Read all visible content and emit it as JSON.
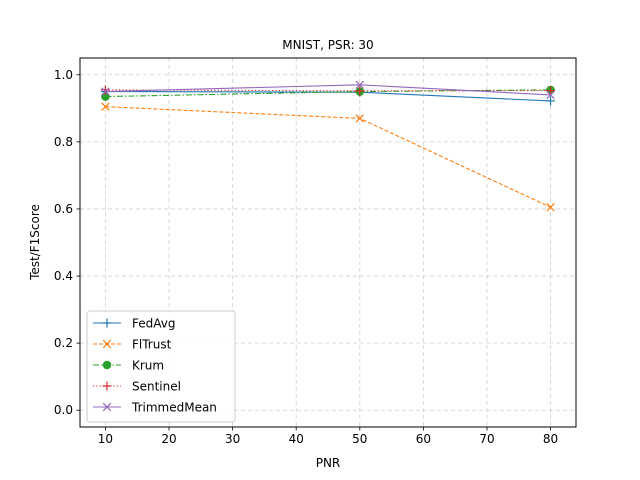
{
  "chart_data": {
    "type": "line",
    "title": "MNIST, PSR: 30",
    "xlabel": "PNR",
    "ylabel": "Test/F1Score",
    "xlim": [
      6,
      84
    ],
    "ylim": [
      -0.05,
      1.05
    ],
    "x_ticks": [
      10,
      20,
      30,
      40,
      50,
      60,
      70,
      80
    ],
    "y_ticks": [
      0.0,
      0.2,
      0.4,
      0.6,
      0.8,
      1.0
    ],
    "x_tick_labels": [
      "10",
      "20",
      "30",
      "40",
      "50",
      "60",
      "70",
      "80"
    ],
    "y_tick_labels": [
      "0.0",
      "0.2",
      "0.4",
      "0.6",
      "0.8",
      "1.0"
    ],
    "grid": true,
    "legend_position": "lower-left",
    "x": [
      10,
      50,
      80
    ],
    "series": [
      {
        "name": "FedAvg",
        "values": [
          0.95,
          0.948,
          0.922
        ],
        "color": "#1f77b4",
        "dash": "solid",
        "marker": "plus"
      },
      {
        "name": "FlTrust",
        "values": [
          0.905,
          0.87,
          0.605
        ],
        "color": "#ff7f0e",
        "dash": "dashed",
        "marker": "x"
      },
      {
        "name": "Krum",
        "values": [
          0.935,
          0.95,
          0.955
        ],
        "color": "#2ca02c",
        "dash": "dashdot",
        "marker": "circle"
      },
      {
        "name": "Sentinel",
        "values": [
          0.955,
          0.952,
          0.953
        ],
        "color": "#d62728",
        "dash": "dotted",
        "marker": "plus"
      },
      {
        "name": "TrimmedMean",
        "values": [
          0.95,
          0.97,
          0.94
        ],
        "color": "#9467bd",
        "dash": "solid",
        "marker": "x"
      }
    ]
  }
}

...

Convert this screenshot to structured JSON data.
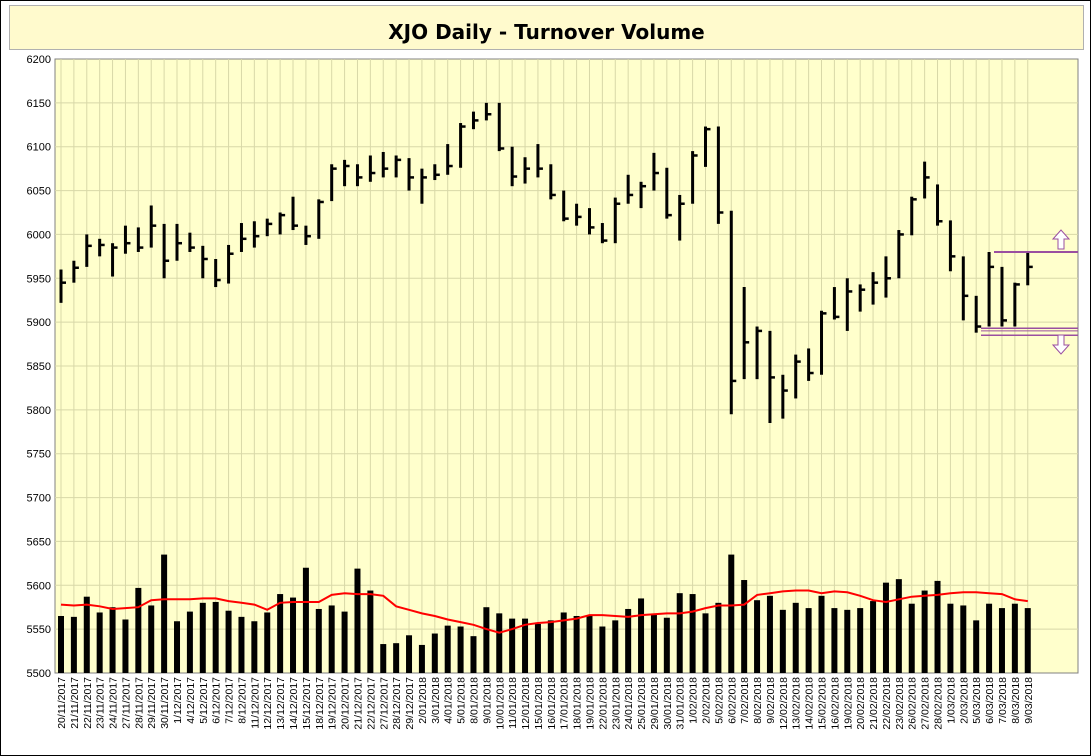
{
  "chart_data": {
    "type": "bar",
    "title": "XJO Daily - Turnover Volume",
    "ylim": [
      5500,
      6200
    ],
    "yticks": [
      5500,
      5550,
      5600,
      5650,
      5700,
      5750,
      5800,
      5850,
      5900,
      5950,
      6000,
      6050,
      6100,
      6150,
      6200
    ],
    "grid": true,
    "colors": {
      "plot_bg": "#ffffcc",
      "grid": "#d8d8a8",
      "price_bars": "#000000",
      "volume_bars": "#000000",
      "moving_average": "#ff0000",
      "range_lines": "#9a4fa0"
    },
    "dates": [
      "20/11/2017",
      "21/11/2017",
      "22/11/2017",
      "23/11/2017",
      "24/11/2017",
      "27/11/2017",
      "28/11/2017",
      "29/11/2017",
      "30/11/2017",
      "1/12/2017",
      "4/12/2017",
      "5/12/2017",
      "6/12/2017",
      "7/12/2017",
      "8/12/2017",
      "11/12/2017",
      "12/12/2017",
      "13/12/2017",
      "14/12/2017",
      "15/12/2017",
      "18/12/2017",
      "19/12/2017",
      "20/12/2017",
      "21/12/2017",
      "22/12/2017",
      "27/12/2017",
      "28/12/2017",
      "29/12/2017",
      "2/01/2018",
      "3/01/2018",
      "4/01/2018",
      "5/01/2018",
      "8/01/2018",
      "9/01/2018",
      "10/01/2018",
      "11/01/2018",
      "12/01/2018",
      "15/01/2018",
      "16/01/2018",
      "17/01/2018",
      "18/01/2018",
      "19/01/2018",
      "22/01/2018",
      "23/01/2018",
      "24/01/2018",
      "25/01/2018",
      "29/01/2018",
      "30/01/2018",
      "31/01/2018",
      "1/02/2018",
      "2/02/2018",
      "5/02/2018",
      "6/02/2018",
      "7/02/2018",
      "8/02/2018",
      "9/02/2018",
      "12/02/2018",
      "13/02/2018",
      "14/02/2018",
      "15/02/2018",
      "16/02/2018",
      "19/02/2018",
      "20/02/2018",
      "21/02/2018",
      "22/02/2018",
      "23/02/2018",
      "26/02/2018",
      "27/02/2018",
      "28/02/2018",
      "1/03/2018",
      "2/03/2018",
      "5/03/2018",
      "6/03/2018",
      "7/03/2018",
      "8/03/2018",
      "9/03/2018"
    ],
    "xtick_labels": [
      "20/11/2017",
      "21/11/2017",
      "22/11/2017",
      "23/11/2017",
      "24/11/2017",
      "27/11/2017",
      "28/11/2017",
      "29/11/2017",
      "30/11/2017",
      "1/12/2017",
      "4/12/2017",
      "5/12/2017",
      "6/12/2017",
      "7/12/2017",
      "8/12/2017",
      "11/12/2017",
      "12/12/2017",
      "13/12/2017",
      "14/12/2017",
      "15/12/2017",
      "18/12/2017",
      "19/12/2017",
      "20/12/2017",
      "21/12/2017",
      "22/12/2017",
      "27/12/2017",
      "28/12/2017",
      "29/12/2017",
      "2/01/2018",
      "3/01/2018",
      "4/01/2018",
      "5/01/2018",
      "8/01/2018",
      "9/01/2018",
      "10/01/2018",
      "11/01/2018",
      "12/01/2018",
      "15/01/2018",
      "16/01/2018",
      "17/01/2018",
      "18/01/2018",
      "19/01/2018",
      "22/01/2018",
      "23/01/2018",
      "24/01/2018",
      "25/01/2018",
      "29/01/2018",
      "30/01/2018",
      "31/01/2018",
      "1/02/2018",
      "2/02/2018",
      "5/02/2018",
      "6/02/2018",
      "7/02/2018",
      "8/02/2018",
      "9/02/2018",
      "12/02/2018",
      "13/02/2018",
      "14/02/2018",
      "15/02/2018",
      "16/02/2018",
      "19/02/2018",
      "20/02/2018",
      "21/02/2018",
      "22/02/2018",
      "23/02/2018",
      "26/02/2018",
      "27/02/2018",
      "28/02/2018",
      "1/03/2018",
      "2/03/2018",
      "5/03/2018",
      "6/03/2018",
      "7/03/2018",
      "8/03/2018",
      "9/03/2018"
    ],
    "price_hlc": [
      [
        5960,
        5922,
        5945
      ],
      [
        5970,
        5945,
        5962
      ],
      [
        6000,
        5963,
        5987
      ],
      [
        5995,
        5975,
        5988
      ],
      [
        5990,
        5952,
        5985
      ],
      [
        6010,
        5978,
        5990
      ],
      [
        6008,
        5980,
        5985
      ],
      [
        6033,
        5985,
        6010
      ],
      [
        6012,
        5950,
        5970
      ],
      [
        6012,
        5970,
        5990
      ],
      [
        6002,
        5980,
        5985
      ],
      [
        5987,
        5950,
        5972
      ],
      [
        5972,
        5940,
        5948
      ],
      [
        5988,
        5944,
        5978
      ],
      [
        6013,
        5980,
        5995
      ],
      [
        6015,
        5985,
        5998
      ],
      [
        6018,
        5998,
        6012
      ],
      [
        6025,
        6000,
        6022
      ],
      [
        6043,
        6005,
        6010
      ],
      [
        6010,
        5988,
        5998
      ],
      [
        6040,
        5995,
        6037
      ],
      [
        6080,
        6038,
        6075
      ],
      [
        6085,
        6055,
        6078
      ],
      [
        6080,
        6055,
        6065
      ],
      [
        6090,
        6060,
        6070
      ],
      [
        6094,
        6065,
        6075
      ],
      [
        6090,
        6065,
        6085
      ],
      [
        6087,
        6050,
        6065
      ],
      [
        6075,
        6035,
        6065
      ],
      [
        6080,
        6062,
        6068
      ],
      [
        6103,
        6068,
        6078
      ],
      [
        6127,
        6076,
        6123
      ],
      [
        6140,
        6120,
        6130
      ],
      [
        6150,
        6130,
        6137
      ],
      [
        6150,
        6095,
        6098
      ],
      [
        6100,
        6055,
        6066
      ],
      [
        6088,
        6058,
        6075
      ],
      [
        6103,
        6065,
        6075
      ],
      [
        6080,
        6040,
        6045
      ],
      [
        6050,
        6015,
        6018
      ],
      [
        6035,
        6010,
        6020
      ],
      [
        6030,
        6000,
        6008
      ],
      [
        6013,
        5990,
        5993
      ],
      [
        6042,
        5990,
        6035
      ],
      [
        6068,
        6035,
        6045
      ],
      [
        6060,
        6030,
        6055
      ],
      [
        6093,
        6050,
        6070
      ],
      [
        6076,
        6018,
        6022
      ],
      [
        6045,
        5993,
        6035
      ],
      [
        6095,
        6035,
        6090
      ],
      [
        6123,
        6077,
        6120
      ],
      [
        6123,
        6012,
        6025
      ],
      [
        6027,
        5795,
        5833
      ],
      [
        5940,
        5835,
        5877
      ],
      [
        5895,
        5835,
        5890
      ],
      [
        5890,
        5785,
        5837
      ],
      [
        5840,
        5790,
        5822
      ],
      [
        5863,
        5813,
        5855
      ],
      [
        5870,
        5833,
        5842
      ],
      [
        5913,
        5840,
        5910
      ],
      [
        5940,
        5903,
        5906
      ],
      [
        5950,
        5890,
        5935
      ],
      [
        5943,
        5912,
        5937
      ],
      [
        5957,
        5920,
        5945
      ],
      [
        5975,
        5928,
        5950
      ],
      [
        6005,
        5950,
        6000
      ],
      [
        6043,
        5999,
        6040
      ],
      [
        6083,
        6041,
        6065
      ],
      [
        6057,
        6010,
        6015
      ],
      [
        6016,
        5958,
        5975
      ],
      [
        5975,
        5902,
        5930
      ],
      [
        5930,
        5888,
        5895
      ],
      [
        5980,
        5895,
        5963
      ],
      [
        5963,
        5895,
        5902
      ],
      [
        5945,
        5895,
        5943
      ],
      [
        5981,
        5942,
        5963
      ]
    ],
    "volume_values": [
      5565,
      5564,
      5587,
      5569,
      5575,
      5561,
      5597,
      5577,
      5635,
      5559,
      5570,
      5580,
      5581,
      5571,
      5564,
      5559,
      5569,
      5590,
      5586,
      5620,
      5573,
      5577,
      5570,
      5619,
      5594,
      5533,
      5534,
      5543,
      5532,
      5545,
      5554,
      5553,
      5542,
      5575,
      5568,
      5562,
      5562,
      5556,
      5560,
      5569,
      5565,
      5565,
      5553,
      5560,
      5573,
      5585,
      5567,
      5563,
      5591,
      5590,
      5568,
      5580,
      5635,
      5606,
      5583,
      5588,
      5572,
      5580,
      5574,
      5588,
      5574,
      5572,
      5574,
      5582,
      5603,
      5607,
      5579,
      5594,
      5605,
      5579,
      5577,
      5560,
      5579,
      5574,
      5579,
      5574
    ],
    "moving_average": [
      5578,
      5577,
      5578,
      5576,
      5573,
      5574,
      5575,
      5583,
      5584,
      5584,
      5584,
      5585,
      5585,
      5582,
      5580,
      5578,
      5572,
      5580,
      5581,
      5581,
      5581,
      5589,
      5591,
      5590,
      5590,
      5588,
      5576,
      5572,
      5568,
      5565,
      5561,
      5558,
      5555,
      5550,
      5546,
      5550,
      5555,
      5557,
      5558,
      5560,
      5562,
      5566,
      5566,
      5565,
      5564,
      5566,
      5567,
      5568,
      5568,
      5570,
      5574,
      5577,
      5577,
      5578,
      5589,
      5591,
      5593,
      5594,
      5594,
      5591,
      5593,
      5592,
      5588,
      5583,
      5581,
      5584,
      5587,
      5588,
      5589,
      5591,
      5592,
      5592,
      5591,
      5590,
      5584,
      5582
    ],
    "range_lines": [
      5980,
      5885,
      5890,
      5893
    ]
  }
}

• REQUIRED WORK
Select every line where the word "title" occurs.

• RESPONSE
    "title": "MNIST, PSR: 30",
    "title": "XJO Daily - Turnover Volume",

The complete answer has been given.